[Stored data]
--

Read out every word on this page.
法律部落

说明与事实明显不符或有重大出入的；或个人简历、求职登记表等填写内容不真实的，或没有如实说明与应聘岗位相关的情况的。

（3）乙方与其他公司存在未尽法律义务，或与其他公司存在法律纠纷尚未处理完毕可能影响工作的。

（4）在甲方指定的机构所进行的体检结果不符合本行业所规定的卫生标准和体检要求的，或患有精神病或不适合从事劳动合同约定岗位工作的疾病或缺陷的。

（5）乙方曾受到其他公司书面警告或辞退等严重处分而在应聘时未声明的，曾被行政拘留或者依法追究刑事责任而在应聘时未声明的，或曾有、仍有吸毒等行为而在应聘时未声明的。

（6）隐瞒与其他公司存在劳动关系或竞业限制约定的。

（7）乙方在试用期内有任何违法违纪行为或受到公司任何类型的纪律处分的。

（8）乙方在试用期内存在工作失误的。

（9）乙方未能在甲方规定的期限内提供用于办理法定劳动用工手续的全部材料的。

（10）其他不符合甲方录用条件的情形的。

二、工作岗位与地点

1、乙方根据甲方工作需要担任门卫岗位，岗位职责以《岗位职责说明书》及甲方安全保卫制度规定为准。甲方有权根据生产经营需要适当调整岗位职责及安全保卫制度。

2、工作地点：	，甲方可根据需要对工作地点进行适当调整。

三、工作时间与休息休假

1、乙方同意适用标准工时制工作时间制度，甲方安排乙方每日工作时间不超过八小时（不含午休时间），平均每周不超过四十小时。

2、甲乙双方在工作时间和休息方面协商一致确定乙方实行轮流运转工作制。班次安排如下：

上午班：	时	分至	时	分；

--

Please repeat all the records above exactly as they appear.

RESULT OF THIS EXERCISE:
Read out every word on this page.
法律部落

说明与事实明显不符或有重大出入的；或个人简历、求职登记表等填写内容不真实的，或没有如实说明与应聘岗位相关的情况的。

（3）乙方与其他公司存在未尽法律义务，或与其他公司存在法律纠纷尚未处理完毕可能影响工作的。

（4）在甲方指定的机构所进行的体检结果不符合本行业所规定的卫生标准和体检要求的，或患有精神病或不适合从事劳动合同约定岗位工作的疾病或缺陷的。

（5）乙方曾受到其他公司书面警告或辞退等严重处分而在应聘时未声明的，曾被行政拘留或者依法追究刑事责任而在应聘时未声明的，或曾有、仍有吸毒等行为而在应聘时未声明的。

（6）隐瞒与其他公司存在劳动关系或竞业限制约定的。

（7）乙方在试用期内有任何违法违纪行为或受到公司任何类型的纪律处分的。

（8）乙方在试用期内存在工作失误的。

（9）乙方未能在甲方规定的期限内提供用于办理法定劳动用工手续的全部材料的。

（10）其他不符合甲方录用条件的情形的。

二、工作岗位与地点

1、乙方根据甲方工作需要担任门卫岗位，岗位职责以《岗位职责说明书》及甲方安全保卫制度规定为准。甲方有权根据生产经营需要适当调整岗位职责及安全保卫制度。

2、工作地点：	，甲方可根据需要对工作地点进行适当调整。

三、工作时间与休息休假

1、乙方同意适用标准工时制工作时间制度，甲方安排乙方每日工作时间不超过八小时（不含午休时间），平均每周不超过四十小时。

2、甲乙双方在工作时间和休息方面协商一致确定乙方实行轮流运转工作制。班次安排如下：

上午班：	时	分至	时	分；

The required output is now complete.